= GOAL =
Only lines holding the word "will" should be copied from the material.
=-=-=-=-=
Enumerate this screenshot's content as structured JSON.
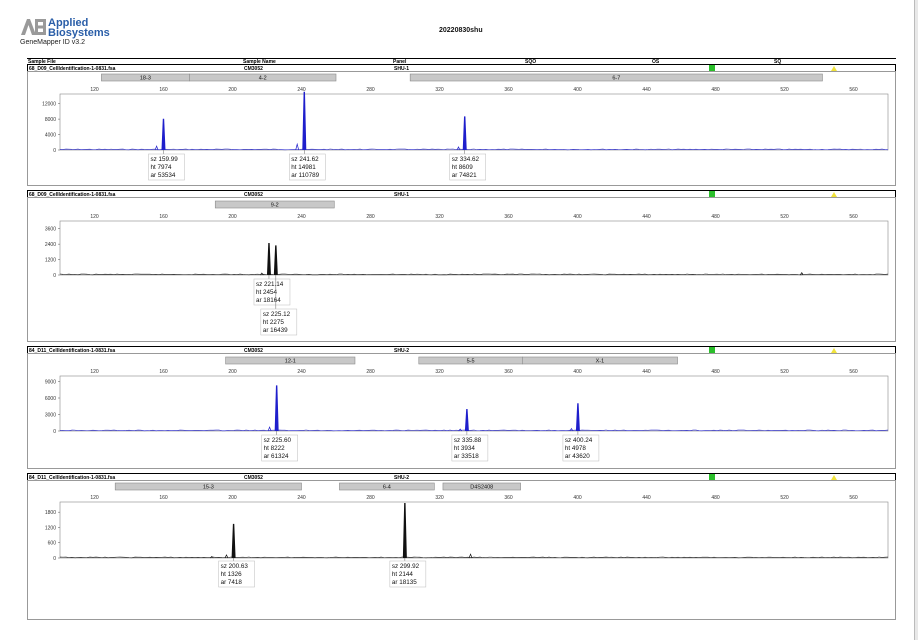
{
  "header": {
    "brand_line1": "Applied",
    "brand_line2": "Biosystems",
    "software": "GeneMapper ID v3.2",
    "title": "20220830shu",
    "columns": [
      "Sample File",
      "Sample Name",
      "Panel",
      "SQO",
      "OS",
      "SQ"
    ]
  },
  "colors": {
    "blue_trace": "#1f1fcc",
    "black_trace": "#111111",
    "bin_grey": "#c8c8c8",
    "pass": "#2bbf2b",
    "warn": "#f0e23a"
  },
  "chart_data": [
    {
      "type": "line",
      "sample_file": "68_D09_CellIdentification-1-0831.fsa",
      "sample_name": "CM3052",
      "panel": "SHU-1",
      "color": "blue",
      "xlim": [
        100,
        580
      ],
      "x_ticks": [
        120,
        160,
        200,
        240,
        280,
        320,
        360,
        400,
        440,
        480,
        520,
        560
      ],
      "ylim": [
        0,
        14500
      ],
      "y_ticks": [
        0,
        4000,
        8000,
        12000
      ],
      "bins": [
        {
          "label": "18-3",
          "from": 124,
          "to": 175
        },
        {
          "label": "4-2",
          "from": 175,
          "to": 260
        },
        {
          "label": "6-7",
          "from": 303,
          "to": 542
        }
      ],
      "peaks": [
        {
          "x": 159.99,
          "y": 7974,
          "sz": "sz 159.99",
          "ht": "ht 7974",
          "ar": "ar 53534"
        },
        {
          "x": 241.62,
          "y": 14981,
          "sz": "sz 241.62",
          "ht": "ht 14981",
          "ar": "ar 110789"
        },
        {
          "x": 334.62,
          "y": 8609,
          "sz": "sz 334.62",
          "ht": "ht 8609",
          "ar": "ar 74821"
        }
      ],
      "minor_peaks": [
        {
          "x": 156,
          "y": 1000
        },
        {
          "x": 237.5,
          "y": 1500
        },
        {
          "x": 331,
          "y": 800
        }
      ]
    },
    {
      "type": "line",
      "sample_file": "68_D09_CellIdentification-1-0831.fsa",
      "sample_name": "CM3052",
      "panel": "SHU-1",
      "color": "black",
      "xlim": [
        100,
        580
      ],
      "x_ticks": [
        120,
        160,
        200,
        240,
        280,
        320,
        360,
        400,
        440,
        480,
        520,
        560
      ],
      "ylim": [
        0,
        4200
      ],
      "y_ticks": [
        0,
        1200,
        2400,
        3600
      ],
      "bins": [
        {
          "label": "9-2",
          "from": 190,
          "to": 259
        }
      ],
      "peaks": [
        {
          "x": 221.14,
          "y": 2454,
          "sz": "sz 221.14",
          "ht": "ht 2454",
          "ar": "ar 18164"
        },
        {
          "x": 225.12,
          "y": 2275,
          "sz": "sz 225.12",
          "ht": "ht 2275",
          "ar": "ar 16439"
        }
      ],
      "minor_peaks": [
        {
          "x": 217,
          "y": 150
        },
        {
          "x": 530,
          "y": 180
        }
      ]
    },
    {
      "type": "line",
      "sample_file": "84_D11_CellIdentification-1-0831.fsa",
      "sample_name": "CM3052",
      "panel": "SHU-2",
      "color": "blue",
      "xlim": [
        100,
        580
      ],
      "x_ticks": [
        120,
        160,
        200,
        240,
        280,
        320,
        360,
        400,
        440,
        480,
        520,
        560
      ],
      "ylim": [
        0,
        10000
      ],
      "y_ticks": [
        0,
        3000,
        6000,
        9000
      ],
      "bins": [
        {
          "label": "12-1",
          "from": 196,
          "to": 271
        },
        {
          "label": "5-5",
          "from": 308,
          "to": 368
        },
        {
          "label": "X-1",
          "from": 368,
          "to": 458
        }
      ],
      "peaks": [
        {
          "x": 225.6,
          "y": 8222,
          "sz": "sz 225.60",
          "ht": "ht 8222",
          "ar": "ar 61324"
        },
        {
          "x": 335.88,
          "y": 3934,
          "sz": "sz 335.88",
          "ht": "ht 3934",
          "ar": "ar 33518"
        },
        {
          "x": 400.24,
          "y": 4978,
          "sz": "sz 400.24",
          "ht": "ht 4978",
          "ar": "ar 43620"
        }
      ],
      "minor_peaks": [
        {
          "x": 221.5,
          "y": 700
        },
        {
          "x": 332,
          "y": 350
        },
        {
          "x": 396.5,
          "y": 450
        }
      ]
    },
    {
      "type": "line",
      "sample_file": "84_D11_CellIdentification-1-0831.fsa",
      "sample_name": "CM3052",
      "panel": "SHU-2",
      "color": "black",
      "xlim": [
        100,
        580
      ],
      "x_ticks": [
        120,
        160,
        200,
        240,
        280,
        320,
        360,
        400,
        440,
        480,
        520,
        560
      ],
      "ylim": [
        0,
        2200
      ],
      "y_ticks": [
        0,
        600,
        1200,
        1800
      ],
      "bins": [
        {
          "label": "15-3",
          "from": 132,
          "to": 240
        },
        {
          "label": "6-4",
          "from": 262,
          "to": 317
        },
        {
          "label": "D4S2408",
          "from": 322,
          "to": 367
        }
      ],
      "peaks": [
        {
          "x": 200.63,
          "y": 1326,
          "sz": "sz 200.63",
          "ht": "ht 1326",
          "ar": "ar 7418"
        },
        {
          "x": 299.92,
          "y": 2144,
          "sz": "sz 299.92",
          "ht": "ht 2144",
          "ar": "ar 18135"
        }
      ],
      "minor_peaks": [
        {
          "x": 196.5,
          "y": 120
        },
        {
          "x": 188,
          "y": 60
        },
        {
          "x": 338,
          "y": 150
        }
      ]
    }
  ]
}
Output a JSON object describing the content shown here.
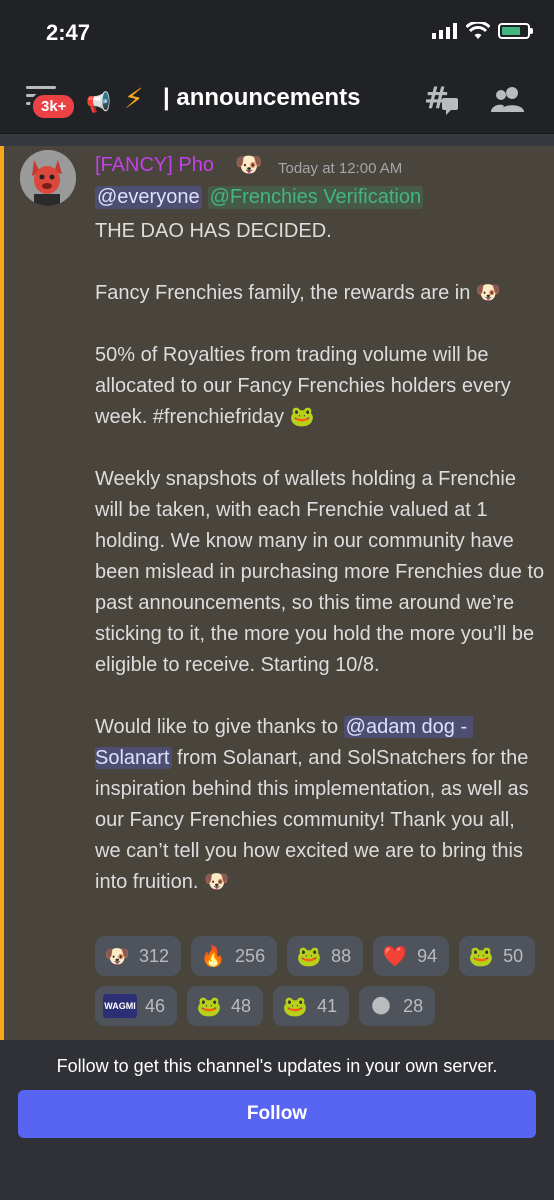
{
  "status_bar": {
    "time": "2:47",
    "battery_level": 0.75
  },
  "header": {
    "badge": "3k+",
    "channel": "announcements",
    "icons": [
      "menu-icon",
      "megaphone-icon",
      "bolt-icon",
      "threads-icon",
      "members-icon"
    ]
  },
  "message": {
    "author": "[FANCY] Pho",
    "author_emoji": "🐶",
    "timestamp": "Today at 12:00 AM",
    "mention_everyone": "@everyone",
    "mention_role": "@Frenchies Verification",
    "paragraphs": {
      "p1": "THE DAO HAS DECIDED.",
      "p2": "Fancy Frenchies family, the rewards are in 🐶",
      "p3": "50% of Royalties from trading volume will be allocated to our Fancy Frenchies holders every week. #frenchiefriday 🐸",
      "p4": "Weekly snapshots of wallets holding a Frenchie will be taken, with each Frenchie valued at 1 holding. We know many in our community have been mislead in purchasing more Frenchies due to past announcements, so this time around we’re sticking to it, the more you hold the more you’ll be eligible to receive. Starting 10/8.",
      "p5_before": "Would like to give thanks to ",
      "p5_mention": "@adam dog - Solanart",
      "p5_after": " from Solanart, and SolSnatchers for the inspiration behind this implementation, as well as our Fancy Frenchies community! Thank you all, we can’t tell you how excited we are to bring this into fruition. 🐶"
    },
    "reactions": [
      {
        "emoji": "🐶",
        "count": "312"
      },
      {
        "emoji": "🔥",
        "count": "256"
      },
      {
        "emoji": "🐸",
        "count": "88"
      },
      {
        "emoji": "❤️",
        "count": "94"
      },
      {
        "emoji": "🐸",
        "count": "50"
      },
      {
        "emoji": "WAGMI",
        "count": "46"
      },
      {
        "emoji": "🐸",
        "count": "48"
      },
      {
        "emoji": "🐸",
        "count": "41"
      },
      {
        "emoji": "🌑",
        "count": "28"
      }
    ]
  },
  "follow": {
    "text": "Follow to get this channel's updates in your own server.",
    "button": "Follow"
  },
  "colors": {
    "accent": "#5865f2",
    "author": "#c142e6",
    "highlight_bar": "#faa61a",
    "role": "#43b581"
  }
}
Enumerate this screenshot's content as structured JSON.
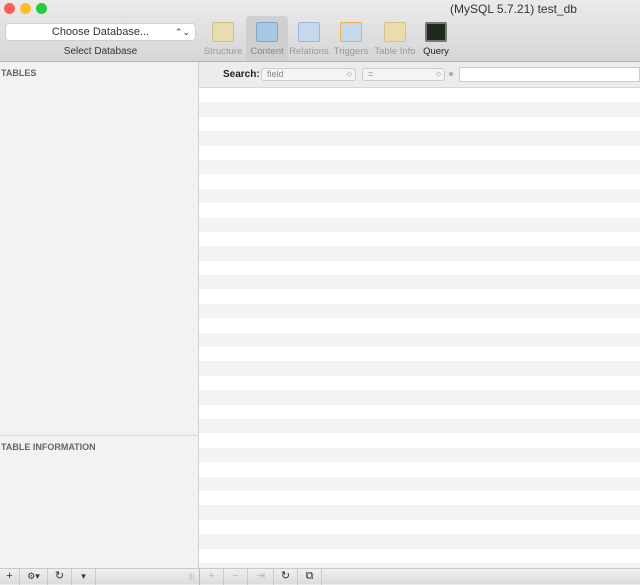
{
  "window": {
    "title": "(MySQL 5.7.21) test_db"
  },
  "toolbar": {
    "database_select": {
      "value": "Choose Database...",
      "label": "Select Database"
    },
    "tabs": [
      {
        "label": "Structure",
        "icon": "structure-icon"
      },
      {
        "label": "Content",
        "icon": "content-icon"
      },
      {
        "label": "Relations",
        "icon": "relations-icon"
      },
      {
        "label": "Triggers",
        "icon": "triggers-icon"
      },
      {
        "label": "Table Info",
        "icon": "table-info-icon"
      },
      {
        "label": "Query",
        "icon": "query-icon"
      }
    ],
    "active_tab": "Content"
  },
  "sidebar": {
    "tables_header": "TABLES",
    "info_header": "TABLE INFORMATION"
  },
  "search": {
    "label": "Search:",
    "field_value": "field",
    "operator_value": "=",
    "input_value": ""
  },
  "bottom": {
    "add": "+",
    "gear": "⚙▾",
    "refresh": "↻",
    "filter": "▾",
    "grip": "|||",
    "add_row": "+",
    "remove_row": "−",
    "duplicate": "⇥",
    "refresh_content": "↻",
    "copy": "⧉"
  }
}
=-=-=-=-=
= FINAL ANSWER =
      "p3": "50% of Royalties from trading volume will be allocated to our Fancy Frenchies holders every week. #frenchiefriday 🐸",
      "p4": "Weekly snapshots of wallets holding a Frenchie will be taken, with each Frenchie valued at 1 holding. We know many in our community have been mislead in purchasing more Frenchies due to past announcements, so this time around we’re sticking to it, the more you hold the more you’ll be eligible to receive. Starting 10/8.",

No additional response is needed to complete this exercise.